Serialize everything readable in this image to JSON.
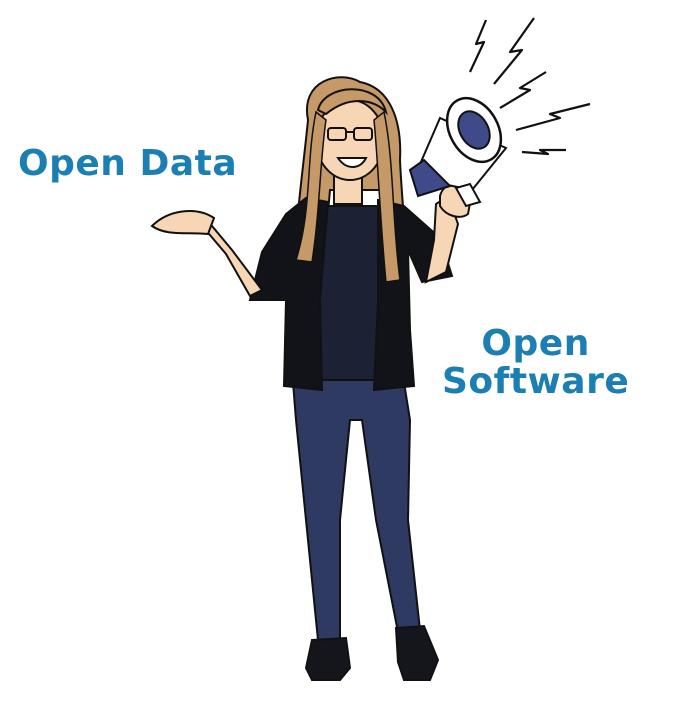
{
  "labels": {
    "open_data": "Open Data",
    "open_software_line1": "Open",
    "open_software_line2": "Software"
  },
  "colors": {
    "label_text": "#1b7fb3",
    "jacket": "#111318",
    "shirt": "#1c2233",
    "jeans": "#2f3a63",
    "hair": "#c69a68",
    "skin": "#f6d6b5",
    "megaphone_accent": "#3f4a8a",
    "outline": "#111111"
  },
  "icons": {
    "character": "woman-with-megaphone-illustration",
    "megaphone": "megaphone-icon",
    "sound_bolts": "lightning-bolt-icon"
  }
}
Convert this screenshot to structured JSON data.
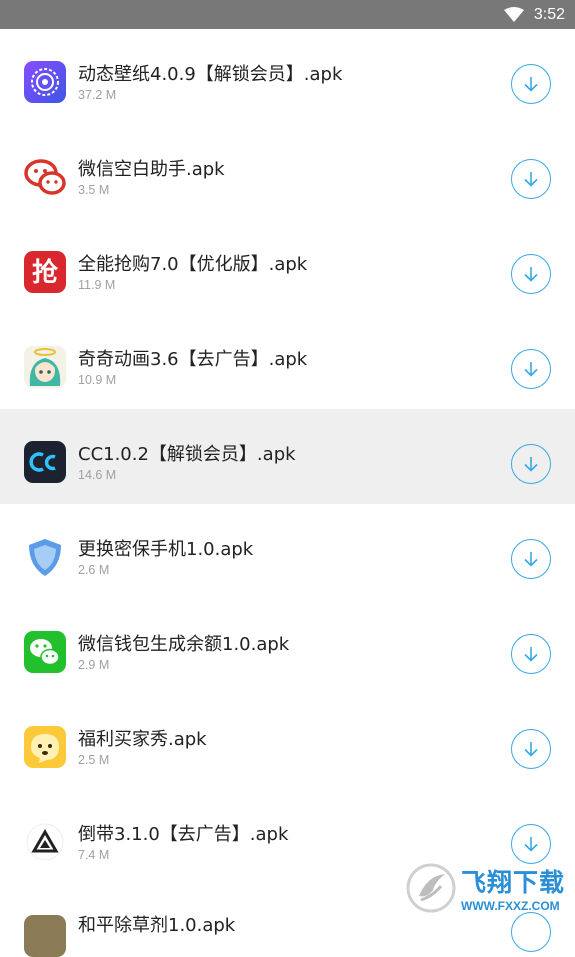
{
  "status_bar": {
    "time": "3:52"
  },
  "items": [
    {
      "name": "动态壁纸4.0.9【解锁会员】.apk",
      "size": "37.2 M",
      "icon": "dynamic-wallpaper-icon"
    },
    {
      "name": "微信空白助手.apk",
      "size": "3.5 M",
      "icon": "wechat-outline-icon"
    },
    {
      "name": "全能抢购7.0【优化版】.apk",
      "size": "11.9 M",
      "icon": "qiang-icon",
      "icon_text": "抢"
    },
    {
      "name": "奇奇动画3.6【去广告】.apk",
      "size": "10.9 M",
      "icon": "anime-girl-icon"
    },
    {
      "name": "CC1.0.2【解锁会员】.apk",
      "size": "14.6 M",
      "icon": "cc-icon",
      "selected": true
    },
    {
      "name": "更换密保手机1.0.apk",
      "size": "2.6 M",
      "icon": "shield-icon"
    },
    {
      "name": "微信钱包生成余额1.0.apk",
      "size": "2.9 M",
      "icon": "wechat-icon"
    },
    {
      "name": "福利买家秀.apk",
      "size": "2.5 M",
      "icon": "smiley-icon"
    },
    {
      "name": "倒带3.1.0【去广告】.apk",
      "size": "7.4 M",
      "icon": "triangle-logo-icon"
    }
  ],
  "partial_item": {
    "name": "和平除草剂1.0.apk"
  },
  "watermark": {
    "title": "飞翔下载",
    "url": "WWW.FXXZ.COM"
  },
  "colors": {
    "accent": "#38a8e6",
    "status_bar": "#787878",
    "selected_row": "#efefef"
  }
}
==
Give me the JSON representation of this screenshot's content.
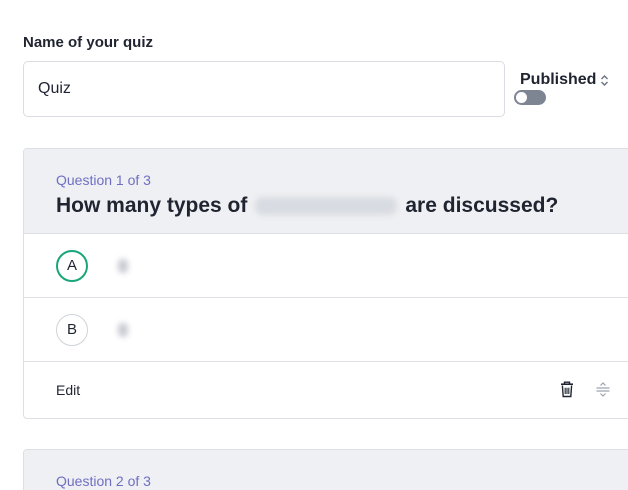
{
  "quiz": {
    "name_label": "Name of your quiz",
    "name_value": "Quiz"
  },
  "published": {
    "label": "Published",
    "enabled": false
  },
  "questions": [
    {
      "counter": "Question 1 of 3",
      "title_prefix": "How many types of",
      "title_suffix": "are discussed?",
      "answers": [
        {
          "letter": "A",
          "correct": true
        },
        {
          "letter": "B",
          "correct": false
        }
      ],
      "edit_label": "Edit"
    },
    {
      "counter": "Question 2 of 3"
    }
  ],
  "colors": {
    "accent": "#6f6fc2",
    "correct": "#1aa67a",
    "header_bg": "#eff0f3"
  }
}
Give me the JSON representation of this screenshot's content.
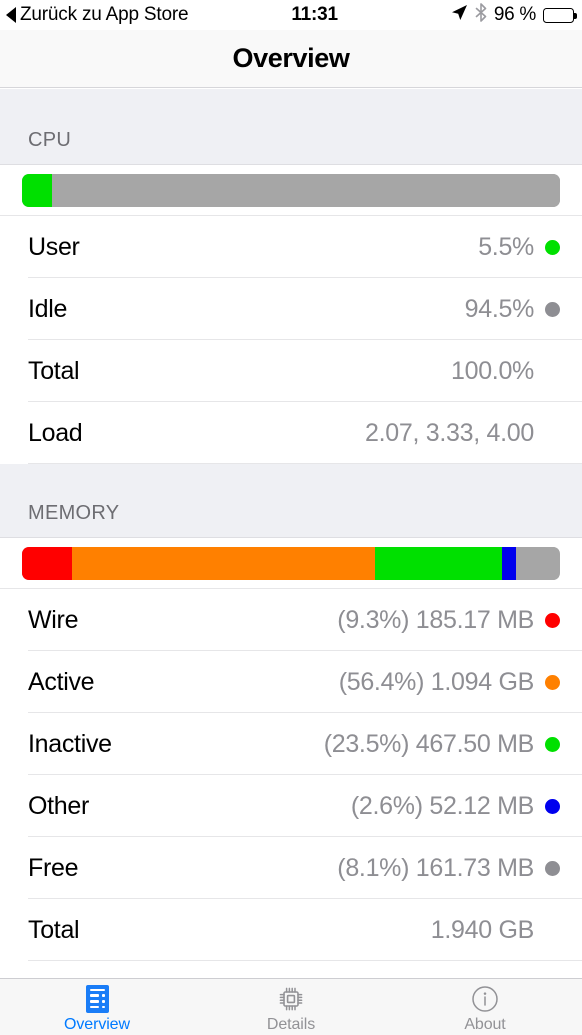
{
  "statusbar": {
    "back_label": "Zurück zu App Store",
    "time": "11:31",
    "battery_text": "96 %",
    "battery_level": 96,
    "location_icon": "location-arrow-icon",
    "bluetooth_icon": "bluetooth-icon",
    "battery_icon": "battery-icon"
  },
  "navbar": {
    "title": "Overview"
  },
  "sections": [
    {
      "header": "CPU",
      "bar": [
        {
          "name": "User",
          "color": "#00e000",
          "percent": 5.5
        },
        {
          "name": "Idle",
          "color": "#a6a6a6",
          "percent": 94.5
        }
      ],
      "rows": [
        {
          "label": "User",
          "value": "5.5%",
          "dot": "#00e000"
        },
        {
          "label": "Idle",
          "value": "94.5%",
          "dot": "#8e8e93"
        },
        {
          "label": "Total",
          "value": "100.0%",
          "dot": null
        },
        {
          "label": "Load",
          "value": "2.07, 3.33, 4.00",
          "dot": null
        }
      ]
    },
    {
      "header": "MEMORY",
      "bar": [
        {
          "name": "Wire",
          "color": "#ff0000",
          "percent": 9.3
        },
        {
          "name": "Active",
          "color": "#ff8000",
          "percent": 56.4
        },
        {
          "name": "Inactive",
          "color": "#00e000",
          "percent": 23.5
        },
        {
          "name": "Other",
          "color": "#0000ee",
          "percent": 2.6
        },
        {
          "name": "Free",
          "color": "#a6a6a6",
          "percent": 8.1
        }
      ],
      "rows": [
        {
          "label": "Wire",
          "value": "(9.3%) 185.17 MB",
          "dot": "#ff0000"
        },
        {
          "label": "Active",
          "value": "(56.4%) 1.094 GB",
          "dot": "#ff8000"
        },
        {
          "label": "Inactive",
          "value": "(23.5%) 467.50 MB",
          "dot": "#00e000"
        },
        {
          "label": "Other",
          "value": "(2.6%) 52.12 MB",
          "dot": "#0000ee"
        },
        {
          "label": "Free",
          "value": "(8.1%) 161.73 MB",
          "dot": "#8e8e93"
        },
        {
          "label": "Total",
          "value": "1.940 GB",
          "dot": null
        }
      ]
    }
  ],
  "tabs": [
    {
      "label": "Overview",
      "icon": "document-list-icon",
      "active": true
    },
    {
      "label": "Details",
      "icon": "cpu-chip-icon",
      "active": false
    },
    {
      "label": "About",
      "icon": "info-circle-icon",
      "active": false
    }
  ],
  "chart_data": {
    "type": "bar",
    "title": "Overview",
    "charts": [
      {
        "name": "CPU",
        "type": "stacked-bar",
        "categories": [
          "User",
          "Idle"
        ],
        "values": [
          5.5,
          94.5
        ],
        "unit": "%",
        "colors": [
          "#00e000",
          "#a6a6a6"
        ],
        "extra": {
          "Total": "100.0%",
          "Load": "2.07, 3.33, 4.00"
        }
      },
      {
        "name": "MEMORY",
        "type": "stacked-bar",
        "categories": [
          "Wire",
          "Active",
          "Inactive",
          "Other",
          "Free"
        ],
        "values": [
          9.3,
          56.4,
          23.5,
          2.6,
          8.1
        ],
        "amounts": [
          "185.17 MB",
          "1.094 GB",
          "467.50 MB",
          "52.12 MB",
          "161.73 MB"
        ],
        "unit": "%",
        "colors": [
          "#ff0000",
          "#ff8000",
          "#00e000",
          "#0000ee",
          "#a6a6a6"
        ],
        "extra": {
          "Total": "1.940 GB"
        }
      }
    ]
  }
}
* * *
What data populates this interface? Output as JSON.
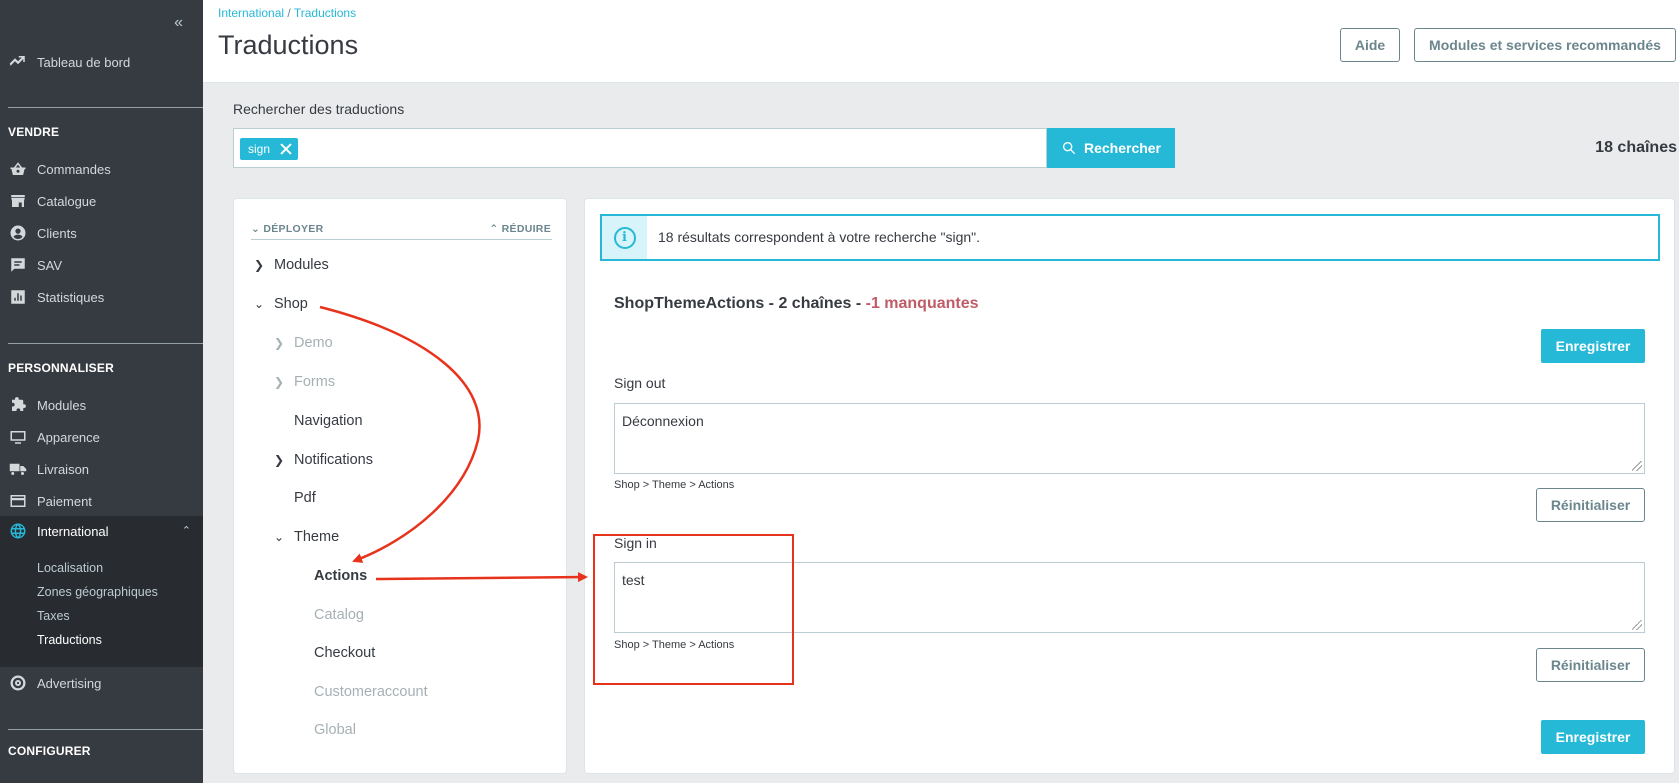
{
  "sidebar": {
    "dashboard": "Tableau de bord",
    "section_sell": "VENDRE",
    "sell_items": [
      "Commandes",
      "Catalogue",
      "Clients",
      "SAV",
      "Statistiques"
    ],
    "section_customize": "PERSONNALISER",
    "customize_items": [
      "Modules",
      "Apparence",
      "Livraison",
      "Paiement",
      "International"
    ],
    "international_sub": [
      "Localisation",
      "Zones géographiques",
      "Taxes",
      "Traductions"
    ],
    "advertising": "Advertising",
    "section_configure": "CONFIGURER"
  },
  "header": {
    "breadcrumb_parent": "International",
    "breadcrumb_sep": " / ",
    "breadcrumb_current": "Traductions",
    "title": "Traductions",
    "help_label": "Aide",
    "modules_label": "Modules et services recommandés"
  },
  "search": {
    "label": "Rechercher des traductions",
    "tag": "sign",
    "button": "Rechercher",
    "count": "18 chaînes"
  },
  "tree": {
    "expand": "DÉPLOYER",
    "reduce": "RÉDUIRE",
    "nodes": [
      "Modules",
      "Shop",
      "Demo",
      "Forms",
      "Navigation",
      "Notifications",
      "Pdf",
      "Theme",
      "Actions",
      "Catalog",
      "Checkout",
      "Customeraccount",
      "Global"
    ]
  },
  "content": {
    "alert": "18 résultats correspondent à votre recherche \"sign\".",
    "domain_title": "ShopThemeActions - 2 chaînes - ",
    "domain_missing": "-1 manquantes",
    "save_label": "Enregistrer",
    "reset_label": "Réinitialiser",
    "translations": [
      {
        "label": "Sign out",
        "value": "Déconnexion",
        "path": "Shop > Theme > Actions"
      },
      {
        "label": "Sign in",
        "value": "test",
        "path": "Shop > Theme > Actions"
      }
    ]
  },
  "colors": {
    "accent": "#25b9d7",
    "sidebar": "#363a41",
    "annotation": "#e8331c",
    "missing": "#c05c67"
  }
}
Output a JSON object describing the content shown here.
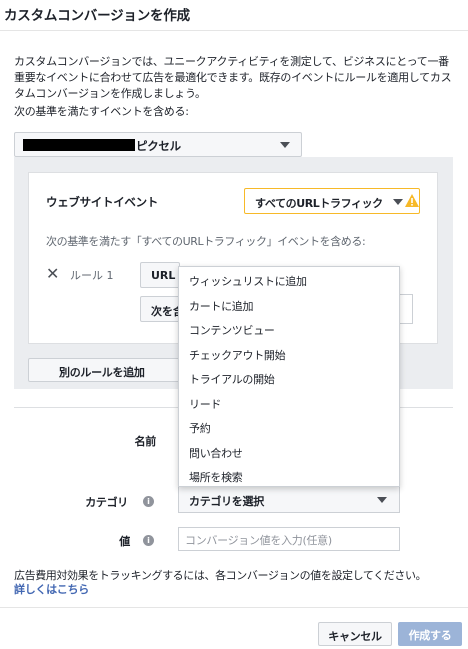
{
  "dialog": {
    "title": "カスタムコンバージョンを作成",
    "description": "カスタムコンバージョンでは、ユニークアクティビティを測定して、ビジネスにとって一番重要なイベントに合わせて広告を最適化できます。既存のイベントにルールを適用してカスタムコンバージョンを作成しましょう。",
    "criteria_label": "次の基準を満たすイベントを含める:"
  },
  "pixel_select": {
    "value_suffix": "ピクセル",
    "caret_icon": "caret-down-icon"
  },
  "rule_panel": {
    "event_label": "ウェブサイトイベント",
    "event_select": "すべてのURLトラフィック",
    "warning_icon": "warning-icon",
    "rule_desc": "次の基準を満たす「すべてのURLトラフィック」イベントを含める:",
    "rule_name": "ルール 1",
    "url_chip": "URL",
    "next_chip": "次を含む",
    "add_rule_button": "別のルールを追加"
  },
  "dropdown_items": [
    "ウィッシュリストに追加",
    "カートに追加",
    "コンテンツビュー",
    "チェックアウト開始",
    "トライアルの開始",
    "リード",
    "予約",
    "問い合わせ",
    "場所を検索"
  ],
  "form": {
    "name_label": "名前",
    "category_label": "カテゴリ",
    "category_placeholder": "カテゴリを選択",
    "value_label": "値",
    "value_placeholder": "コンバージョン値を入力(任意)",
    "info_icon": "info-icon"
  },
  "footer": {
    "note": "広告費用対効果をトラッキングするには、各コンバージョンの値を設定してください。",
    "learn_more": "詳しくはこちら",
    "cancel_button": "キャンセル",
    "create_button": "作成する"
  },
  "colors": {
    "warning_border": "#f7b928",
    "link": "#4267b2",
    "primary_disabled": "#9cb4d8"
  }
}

* [EXERCISE]
Locate each line with the word "Output" and copy it.

* [RESULT OF THIS EXERCISE]
What data populates this interface? Output as JSON.
Output a JSON object describing the content shown here.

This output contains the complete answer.